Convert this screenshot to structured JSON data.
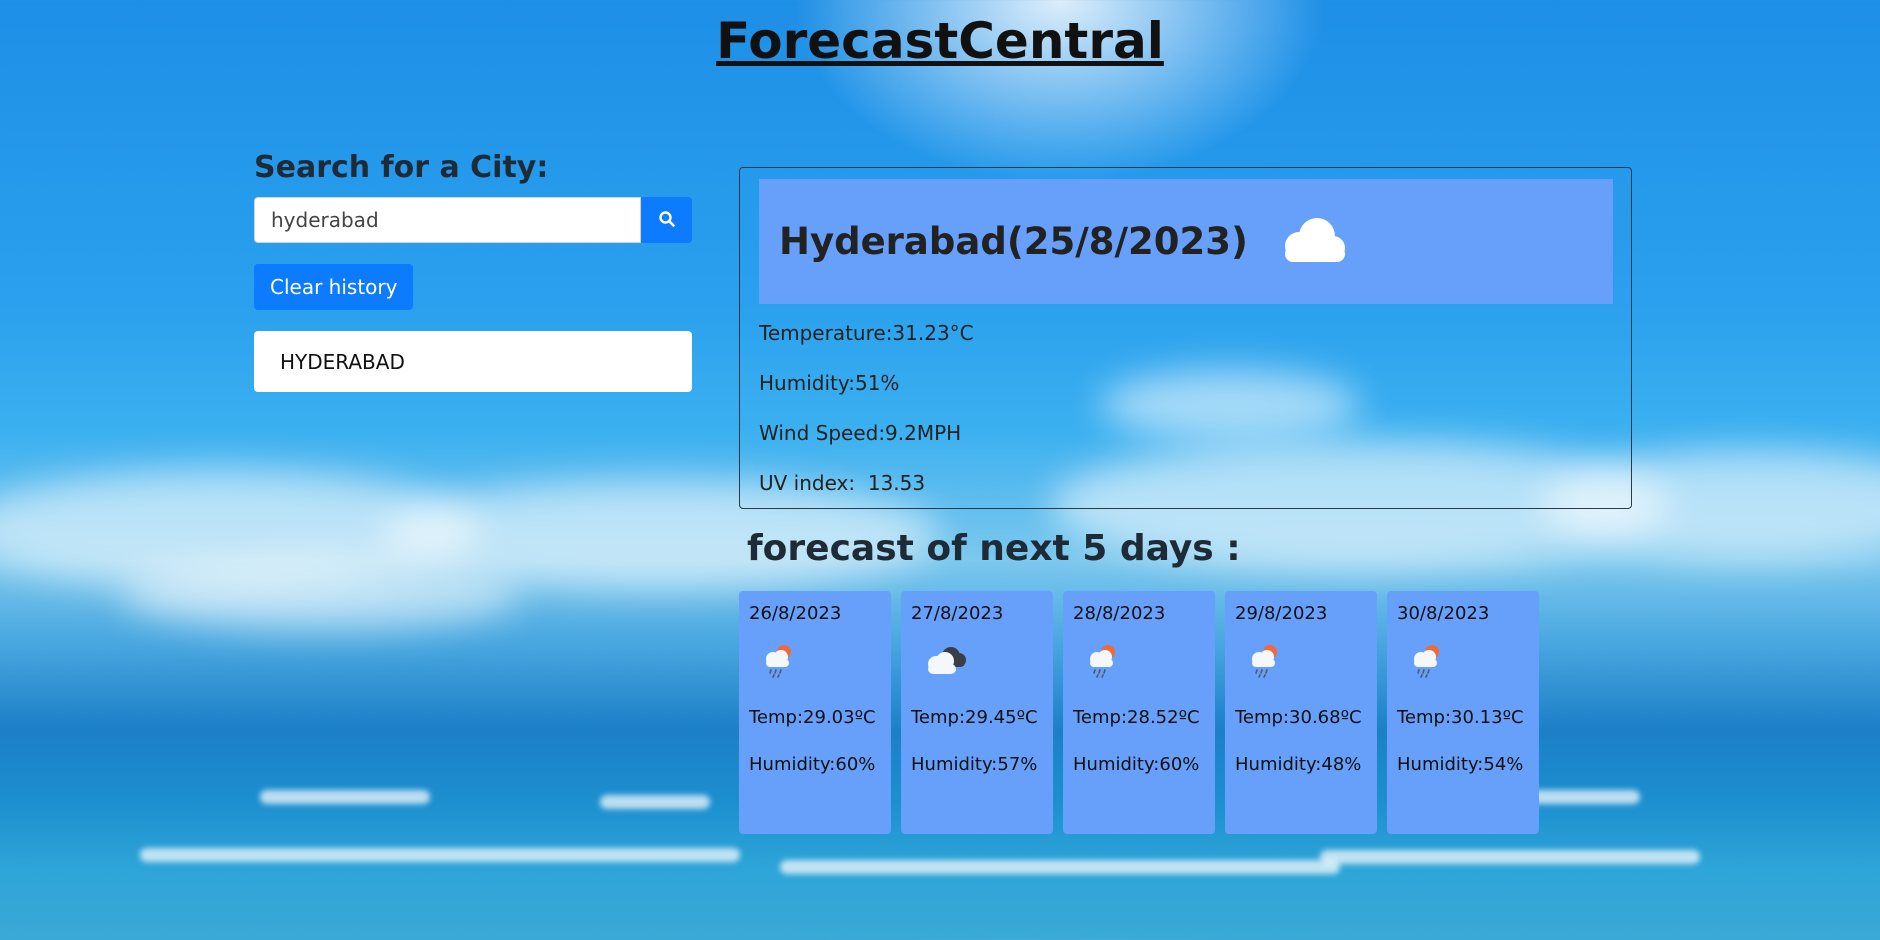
{
  "app": {
    "title": "ForecastCentral"
  },
  "search": {
    "heading": "Search for a City:",
    "value": "hyderabad",
    "placeholder": "",
    "button_icon": "search-icon",
    "clear_label": "Clear history"
  },
  "history": {
    "items": [
      "HYDERABAD"
    ]
  },
  "current": {
    "title": "Hyderabad(25/8/2023)",
    "icon": "cloud-icon",
    "temperature": "Temperature:31.23°C",
    "humidity": "Humidity:51%",
    "wind": "Wind Speed:9.2MPH",
    "uv": "UV index:  13.53"
  },
  "forecast": {
    "heading": "forecast of next 5 days :",
    "days": [
      {
        "date": "26/8/2023",
        "icon": "rain-sun-icon",
        "temp": "Temp:29.03ºC",
        "humidity": "Humidity:60%"
      },
      {
        "date": "27/8/2023",
        "icon": "dark-cloud-icon",
        "temp": "Temp:29.45ºC",
        "humidity": "Humidity:57%"
      },
      {
        "date": "28/8/2023",
        "icon": "rain-sun-icon",
        "temp": "Temp:28.52ºC",
        "humidity": "Humidity:60%"
      },
      {
        "date": "29/8/2023",
        "icon": "rain-sun-icon",
        "temp": "Temp:30.68ºC",
        "humidity": "Humidity:48%"
      },
      {
        "date": "30/8/2023",
        "icon": "rain-sun-icon",
        "temp": "Temp:30.13ºC",
        "humidity": "Humidity:54%"
      }
    ]
  },
  "colors": {
    "accent": "#0d7bfd",
    "card": "#66a0fa"
  }
}
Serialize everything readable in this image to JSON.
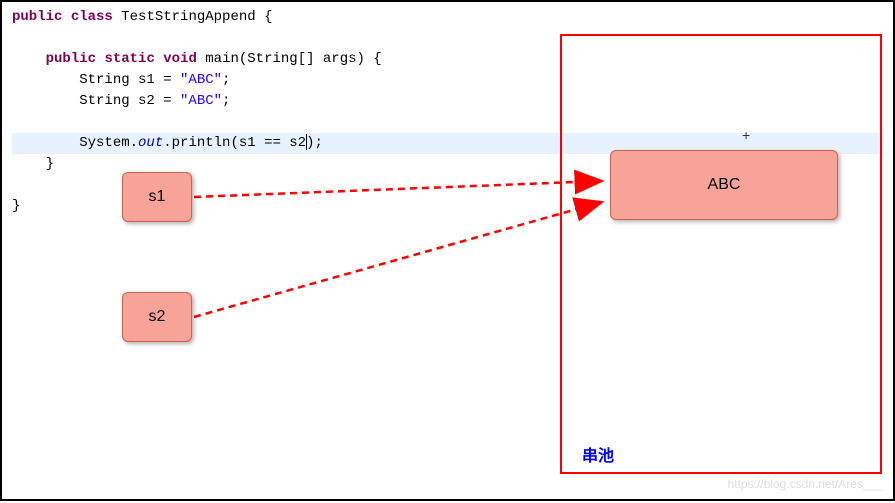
{
  "code": {
    "line1_kw1": "public",
    "line1_kw2": "class",
    "line1_rest": " TestStringAppend {",
    "line2": "",
    "line3_kw1": "public",
    "line3_kw2": "static",
    "line3_kw3": "void",
    "line3_rest1": " main(String[] args) {",
    "line4_pre": "        String s1 = ",
    "line4_str": "\"ABC\"",
    "line4_post": ";",
    "line5_pre": "        String s2 = ",
    "line5_str": "\"ABC\"",
    "line5_post": ";",
    "line6": "",
    "line7_pre": "        System.",
    "line7_out": "out",
    "line7_post": ".println(s1 == s2);",
    "line8": "    }",
    "line9": "",
    "line10": "}"
  },
  "diagram": {
    "s1_label": "s1",
    "s2_label": "s2",
    "abc_label": "ABC",
    "pool_label": "串池",
    "plus": "+"
  },
  "watermark": "https://blog.csdn.net/Ares___"
}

============================================================

■ TASK DESCRIPTION: Except for the pictures, copy every line of the records above exactly.

■ FULL ANSWER:
Convert this screenshot to structured JSON data.
{
  "app": {
    "title": "ForecastCentral"
  },
  "search": {
    "heading": "Search for a City:",
    "value": "hyderabad",
    "placeholder": "",
    "button_icon": "search-icon",
    "clear_label": "Clear history"
  },
  "history": {
    "items": [
      "HYDERABAD"
    ]
  },
  "current": {
    "title": "Hyderabad(25/8/2023)",
    "icon": "cloud-icon",
    "temperature": "Temperature:31.23°C",
    "humidity": "Humidity:51%",
    "wind": "Wind Speed:9.2MPH",
    "uv": "UV index:  13.53"
  },
  "forecast": {
    "heading": "forecast of next 5 days :",
    "days": [
      {
        "date": "26/8/2023",
        "icon": "rain-sun-icon",
        "temp": "Temp:29.03ºC",
        "humidity": "Humidity:60%"
      },
      {
        "date": "27/8/2023",
        "icon": "dark-cloud-icon",
        "temp": "Temp:29.45ºC",
        "humidity": "Humidity:57%"
      },
      {
        "date": "28/8/2023",
        "icon": "rain-sun-icon",
        "temp": "Temp:28.52ºC",
        "humidity": "Humidity:60%"
      },
      {
        "date": "29/8/2023",
        "icon": "rain-sun-icon",
        "temp": "Temp:30.68ºC",
        "humidity": "Humidity:48%"
      },
      {
        "date": "30/8/2023",
        "icon": "rain-sun-icon",
        "temp": "Temp:30.13ºC",
        "humidity": "Humidity:54%"
      }
    ]
  },
  "colors": {
    "accent": "#0d7bfd",
    "card": "#66a0fa"
  }
}
Serialize everything readable in this image to JSON.
{
  "code": {
    "line1_kw1": "public",
    "line1_kw2": "class",
    "line1_rest": " TestStringAppend {",
    "line2": "",
    "line3_kw1": "public",
    "line3_kw2": "static",
    "line3_kw3": "void",
    "line3_rest1": " main(String[] args) {",
    "line4_pre": "        String s1 = ",
    "line4_str": "\"ABC\"",
    "line4_post": ";",
    "line5_pre": "        String s2 = ",
    "line5_str": "\"ABC\"",
    "line5_post": ";",
    "line6": "",
    "line7_pre": "        System.",
    "line7_out": "out",
    "line7_post": ".println(s1 == s2);",
    "line8": "    }",
    "line9": "",
    "line10": "}"
  },
  "diagram": {
    "s1_label": "s1",
    "s2_label": "s2",
    "abc_label": "ABC",
    "pool_label": "串池",
    "plus": "+"
  },
  "watermark": "https://blog.csdn.net/Ares___"
}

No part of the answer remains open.